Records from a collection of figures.
☆ ☆ ☆ ☆ ☆
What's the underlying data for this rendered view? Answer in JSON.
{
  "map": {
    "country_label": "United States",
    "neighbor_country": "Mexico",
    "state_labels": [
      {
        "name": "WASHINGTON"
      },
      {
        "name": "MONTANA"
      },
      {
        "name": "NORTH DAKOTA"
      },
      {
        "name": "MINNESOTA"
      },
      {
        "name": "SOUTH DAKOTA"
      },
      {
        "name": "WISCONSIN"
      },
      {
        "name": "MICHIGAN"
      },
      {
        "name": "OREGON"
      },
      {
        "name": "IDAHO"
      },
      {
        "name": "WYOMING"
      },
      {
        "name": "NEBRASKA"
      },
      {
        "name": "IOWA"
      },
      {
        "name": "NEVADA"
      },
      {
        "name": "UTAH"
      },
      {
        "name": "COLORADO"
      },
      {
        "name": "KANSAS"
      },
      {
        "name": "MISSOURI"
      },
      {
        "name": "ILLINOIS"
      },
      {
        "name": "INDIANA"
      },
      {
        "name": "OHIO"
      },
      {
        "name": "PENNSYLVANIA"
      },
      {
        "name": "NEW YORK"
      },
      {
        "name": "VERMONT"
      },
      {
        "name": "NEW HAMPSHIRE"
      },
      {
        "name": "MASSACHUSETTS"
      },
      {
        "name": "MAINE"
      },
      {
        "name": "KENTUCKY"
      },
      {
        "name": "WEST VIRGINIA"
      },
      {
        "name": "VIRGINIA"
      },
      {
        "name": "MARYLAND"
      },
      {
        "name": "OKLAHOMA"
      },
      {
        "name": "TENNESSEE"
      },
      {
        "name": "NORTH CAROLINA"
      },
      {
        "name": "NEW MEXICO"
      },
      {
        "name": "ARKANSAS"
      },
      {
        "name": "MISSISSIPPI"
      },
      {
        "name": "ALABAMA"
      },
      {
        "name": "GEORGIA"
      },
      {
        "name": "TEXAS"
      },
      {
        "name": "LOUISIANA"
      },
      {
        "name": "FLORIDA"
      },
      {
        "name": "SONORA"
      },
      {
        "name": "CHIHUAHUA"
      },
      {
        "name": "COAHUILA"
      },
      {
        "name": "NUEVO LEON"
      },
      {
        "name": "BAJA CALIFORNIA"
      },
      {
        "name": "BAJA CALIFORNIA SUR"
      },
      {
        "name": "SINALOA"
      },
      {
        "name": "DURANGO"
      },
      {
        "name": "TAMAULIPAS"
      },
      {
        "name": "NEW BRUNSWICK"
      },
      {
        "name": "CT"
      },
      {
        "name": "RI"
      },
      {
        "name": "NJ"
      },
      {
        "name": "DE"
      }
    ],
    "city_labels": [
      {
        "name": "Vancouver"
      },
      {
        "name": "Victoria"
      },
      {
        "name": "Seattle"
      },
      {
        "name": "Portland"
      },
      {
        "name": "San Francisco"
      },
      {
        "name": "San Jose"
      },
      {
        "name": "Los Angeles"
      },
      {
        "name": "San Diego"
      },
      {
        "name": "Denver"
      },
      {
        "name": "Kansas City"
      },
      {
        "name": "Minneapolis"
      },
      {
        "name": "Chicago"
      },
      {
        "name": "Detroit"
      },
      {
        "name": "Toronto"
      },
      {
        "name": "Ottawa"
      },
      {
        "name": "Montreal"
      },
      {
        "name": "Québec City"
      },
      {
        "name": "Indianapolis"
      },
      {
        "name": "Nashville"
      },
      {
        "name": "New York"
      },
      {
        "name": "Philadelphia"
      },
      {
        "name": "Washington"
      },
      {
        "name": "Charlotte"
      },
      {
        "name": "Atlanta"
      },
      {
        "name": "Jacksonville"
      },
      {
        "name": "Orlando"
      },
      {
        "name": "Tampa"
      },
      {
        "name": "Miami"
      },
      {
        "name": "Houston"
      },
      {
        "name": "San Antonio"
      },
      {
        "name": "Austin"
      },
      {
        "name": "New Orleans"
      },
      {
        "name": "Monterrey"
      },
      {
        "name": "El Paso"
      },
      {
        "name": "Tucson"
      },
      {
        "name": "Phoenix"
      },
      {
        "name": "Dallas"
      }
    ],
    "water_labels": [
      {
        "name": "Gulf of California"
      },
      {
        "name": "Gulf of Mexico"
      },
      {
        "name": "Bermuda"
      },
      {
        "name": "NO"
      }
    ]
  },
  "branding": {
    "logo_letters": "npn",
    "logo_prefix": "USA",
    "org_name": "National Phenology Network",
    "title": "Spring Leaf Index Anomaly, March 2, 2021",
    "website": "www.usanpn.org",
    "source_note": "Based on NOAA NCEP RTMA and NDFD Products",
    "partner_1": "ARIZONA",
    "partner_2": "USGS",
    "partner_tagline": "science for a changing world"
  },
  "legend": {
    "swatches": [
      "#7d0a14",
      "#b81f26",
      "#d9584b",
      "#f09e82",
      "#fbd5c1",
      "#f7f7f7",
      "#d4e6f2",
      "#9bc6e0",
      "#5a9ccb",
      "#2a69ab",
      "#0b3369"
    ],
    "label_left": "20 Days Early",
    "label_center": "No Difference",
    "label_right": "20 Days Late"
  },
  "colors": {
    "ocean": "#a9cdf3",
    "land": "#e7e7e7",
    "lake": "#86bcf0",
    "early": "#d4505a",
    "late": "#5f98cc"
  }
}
☆ ☆ ☆ ☆ ☆
SHORT PROBLEM. Please set down all the data word for word.

SOLVED EXERCISE.
What's the underlying data for this rendered view? Answer in JSON.
{
  "map": {
    "country_label": "United States",
    "neighbor_country": "Mexico",
    "state_labels": [
      {
        "name": "WASHINGTON"
      },
      {
        "name": "MONTANA"
      },
      {
        "name": "NORTH DAKOTA"
      },
      {
        "name": "MINNESOTA"
      },
      {
        "name": "SOUTH DAKOTA"
      },
      {
        "name": "WISCONSIN"
      },
      {
        "name": "MICHIGAN"
      },
      {
        "name": "OREGON"
      },
      {
        "name": "IDAHO"
      },
      {
        "name": "WYOMING"
      },
      {
        "name": "NEBRASKA"
      },
      {
        "name": "IOWA"
      },
      {
        "name": "NEVADA"
      },
      {
        "name": "UTAH"
      },
      {
        "name": "COLORADO"
      },
      {
        "name": "KANSAS"
      },
      {
        "name": "MISSOURI"
      },
      {
        "name": "ILLINOIS"
      },
      {
        "name": "INDIANA"
      },
      {
        "name": "OHIO"
      },
      {
        "name": "PENNSYLVANIA"
      },
      {
        "name": "NEW YORK"
      },
      {
        "name": "VERMONT"
      },
      {
        "name": "NEW HAMPSHIRE"
      },
      {
        "name": "MASSACHUSETTS"
      },
      {
        "name": "MAINE"
      },
      {
        "name": "KENTUCKY"
      },
      {
        "name": "WEST VIRGINIA"
      },
      {
        "name": "VIRGINIA"
      },
      {
        "name": "MARYLAND"
      },
      {
        "name": "OKLAHOMA"
      },
      {
        "name": "TENNESSEE"
      },
      {
        "name": "NORTH CAROLINA"
      },
      {
        "name": "NEW MEXICO"
      },
      {
        "name": "ARKANSAS"
      },
      {
        "name": "MISSISSIPPI"
      },
      {
        "name": "ALABAMA"
      },
      {
        "name": "GEORGIA"
      },
      {
        "name": "TEXAS"
      },
      {
        "name": "LOUISIANA"
      },
      {
        "name": "FLORIDA"
      },
      {
        "name": "SONORA"
      },
      {
        "name": "CHIHUAHUA"
      },
      {
        "name": "COAHUILA"
      },
      {
        "name": "NUEVO LEON"
      },
      {
        "name": "BAJA CALIFORNIA"
      },
      {
        "name": "BAJA CALIFORNIA SUR"
      },
      {
        "name": "SINALOA"
      },
      {
        "name": "DURANGO"
      },
      {
        "name": "TAMAULIPAS"
      },
      {
        "name": "NEW BRUNSWICK"
      },
      {
        "name": "CT"
      },
      {
        "name": "RI"
      },
      {
        "name": "NJ"
      },
      {
        "name": "DE"
      }
    ],
    "city_labels": [
      {
        "name": "Vancouver"
      },
      {
        "name": "Victoria"
      },
      {
        "name": "Seattle"
      },
      {
        "name": "Portland"
      },
      {
        "name": "San Francisco"
      },
      {
        "name": "San Jose"
      },
      {
        "name": "Los Angeles"
      },
      {
        "name": "San Diego"
      },
      {
        "name": "Denver"
      },
      {
        "name": "Kansas City"
      },
      {
        "name": "Minneapolis"
      },
      {
        "name": "Chicago"
      },
      {
        "name": "Detroit"
      },
      {
        "name": "Toronto"
      },
      {
        "name": "Ottawa"
      },
      {
        "name": "Montreal"
      },
      {
        "name": "Québec City"
      },
      {
        "name": "Indianapolis"
      },
      {
        "name": "Nashville"
      },
      {
        "name": "New York"
      },
      {
        "name": "Philadelphia"
      },
      {
        "name": "Washington"
      },
      {
        "name": "Charlotte"
      },
      {
        "name": "Atlanta"
      },
      {
        "name": "Jacksonville"
      },
      {
        "name": "Orlando"
      },
      {
        "name": "Tampa"
      },
      {
        "name": "Miami"
      },
      {
        "name": "Houston"
      },
      {
        "name": "San Antonio"
      },
      {
        "name": "Austin"
      },
      {
        "name": "New Orleans"
      },
      {
        "name": "Monterrey"
      },
      {
        "name": "El Paso"
      },
      {
        "name": "Tucson"
      },
      {
        "name": "Phoenix"
      },
      {
        "name": "Dallas"
      }
    ],
    "water_labels": [
      {
        "name": "Gulf of California"
      },
      {
        "name": "Gulf of Mexico"
      },
      {
        "name": "Bermuda"
      },
      {
        "name": "NO"
      }
    ]
  },
  "branding": {
    "logo_letters": "npn",
    "logo_prefix": "USA",
    "org_name": "National Phenology Network",
    "title": "Spring Leaf Index Anomaly, March 2, 2021",
    "website": "www.usanpn.org",
    "source_note": "Based on NOAA NCEP RTMA and NDFD Products",
    "partner_1": "ARIZONA",
    "partner_2": "USGS",
    "partner_tagline": "science for a changing world"
  },
  "legend": {
    "swatches": [
      "#7d0a14",
      "#b81f26",
      "#d9584b",
      "#f09e82",
      "#fbd5c1",
      "#f7f7f7",
      "#d4e6f2",
      "#9bc6e0",
      "#5a9ccb",
      "#2a69ab",
      "#0b3369"
    ],
    "label_left": "20 Days Early",
    "label_center": "No Difference",
    "label_right": "20 Days Late"
  },
  "colors": {
    "ocean": "#a9cdf3",
    "land": "#e7e7e7",
    "lake": "#86bcf0",
    "early": "#d4505a",
    "late": "#5f98cc"
  }
}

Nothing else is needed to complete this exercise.